Stated problem: Reproduce the data that follows in its entirety, character for character.

━━━━━ Exercise data

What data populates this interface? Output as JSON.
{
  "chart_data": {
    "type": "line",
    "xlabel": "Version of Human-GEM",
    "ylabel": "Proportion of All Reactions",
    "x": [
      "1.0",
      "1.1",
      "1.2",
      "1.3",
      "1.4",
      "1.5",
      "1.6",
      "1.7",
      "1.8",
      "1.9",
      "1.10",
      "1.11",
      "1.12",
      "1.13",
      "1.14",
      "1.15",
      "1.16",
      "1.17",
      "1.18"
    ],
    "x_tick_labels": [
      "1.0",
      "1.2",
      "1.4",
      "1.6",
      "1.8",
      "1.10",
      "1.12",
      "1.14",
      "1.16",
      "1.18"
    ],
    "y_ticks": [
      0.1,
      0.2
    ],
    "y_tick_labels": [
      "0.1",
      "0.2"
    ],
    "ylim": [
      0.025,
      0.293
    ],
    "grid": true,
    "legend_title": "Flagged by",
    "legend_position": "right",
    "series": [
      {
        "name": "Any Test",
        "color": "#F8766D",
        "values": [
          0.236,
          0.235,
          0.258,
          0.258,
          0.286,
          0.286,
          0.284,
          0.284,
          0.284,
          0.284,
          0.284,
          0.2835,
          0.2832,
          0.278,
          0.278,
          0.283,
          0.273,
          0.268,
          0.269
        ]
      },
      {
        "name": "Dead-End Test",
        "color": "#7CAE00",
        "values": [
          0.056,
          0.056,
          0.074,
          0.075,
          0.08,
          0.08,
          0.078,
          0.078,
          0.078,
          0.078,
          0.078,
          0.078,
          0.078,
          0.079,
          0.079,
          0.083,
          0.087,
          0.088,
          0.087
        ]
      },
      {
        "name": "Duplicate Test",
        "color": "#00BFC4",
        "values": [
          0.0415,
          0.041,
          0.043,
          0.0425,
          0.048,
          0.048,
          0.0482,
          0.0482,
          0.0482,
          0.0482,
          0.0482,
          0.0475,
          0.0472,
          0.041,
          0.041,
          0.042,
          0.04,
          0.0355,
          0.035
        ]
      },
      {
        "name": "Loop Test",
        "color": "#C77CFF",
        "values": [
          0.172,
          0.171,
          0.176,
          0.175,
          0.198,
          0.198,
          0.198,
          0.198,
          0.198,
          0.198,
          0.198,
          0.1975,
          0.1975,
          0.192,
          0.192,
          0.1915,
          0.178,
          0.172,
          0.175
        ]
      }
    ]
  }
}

━━━━━━━━━━

Answer to the exercise:
What data populates this interface? Output as JSON.
{
  "chart_data": {
    "type": "line",
    "xlabel": "Version of Human-GEM",
    "ylabel": "Proportion of All Reactions",
    "x": [
      "1.0",
      "1.1",
      "1.2",
      "1.3",
      "1.4",
      "1.5",
      "1.6",
      "1.7",
      "1.8",
      "1.9",
      "1.10",
      "1.11",
      "1.12",
      "1.13",
      "1.14",
      "1.15",
      "1.16",
      "1.17",
      "1.18"
    ],
    "x_tick_labels": [
      "1.0",
      "1.2",
      "1.4",
      "1.6",
      "1.8",
      "1.10",
      "1.12",
      "1.14",
      "1.16",
      "1.18"
    ],
    "y_ticks": [
      0.1,
      0.2
    ],
    "y_tick_labels": [
      "0.1",
      "0.2"
    ],
    "ylim": [
      0.025,
      0.293
    ],
    "grid": true,
    "legend_title": "Flagged by",
    "legend_position": "right",
    "series": [
      {
        "name": "Any Test",
        "color": "#F8766D",
        "values": [
          0.236,
          0.235,
          0.258,
          0.258,
          0.286,
          0.286,
          0.284,
          0.284,
          0.284,
          0.284,
          0.284,
          0.2835,
          0.2832,
          0.278,
          0.278,
          0.283,
          0.273,
          0.268,
          0.269
        ]
      },
      {
        "name": "Dead-End Test",
        "color": "#7CAE00",
        "values": [
          0.056,
          0.056,
          0.074,
          0.075,
          0.08,
          0.08,
          0.078,
          0.078,
          0.078,
          0.078,
          0.078,
          0.078,
          0.078,
          0.079,
          0.079,
          0.083,
          0.087,
          0.088,
          0.087
        ]
      },
      {
        "name": "Duplicate Test",
        "color": "#00BFC4",
        "values": [
          0.0415,
          0.041,
          0.043,
          0.0425,
          0.048,
          0.048,
          0.0482,
          0.0482,
          0.0482,
          0.0482,
          0.0482,
          0.0475,
          0.0472,
          0.041,
          0.041,
          0.042,
          0.04,
          0.0355,
          0.035
        ]
      },
      {
        "name": "Loop Test",
        "color": "#C77CFF",
        "values": [
          0.172,
          0.171,
          0.176,
          0.175,
          0.198,
          0.198,
          0.198,
          0.198,
          0.198,
          0.198,
          0.198,
          0.1975,
          0.1975,
          0.192,
          0.192,
          0.1915,
          0.178,
          0.172,
          0.175
        ]
      }
    ]
  }
}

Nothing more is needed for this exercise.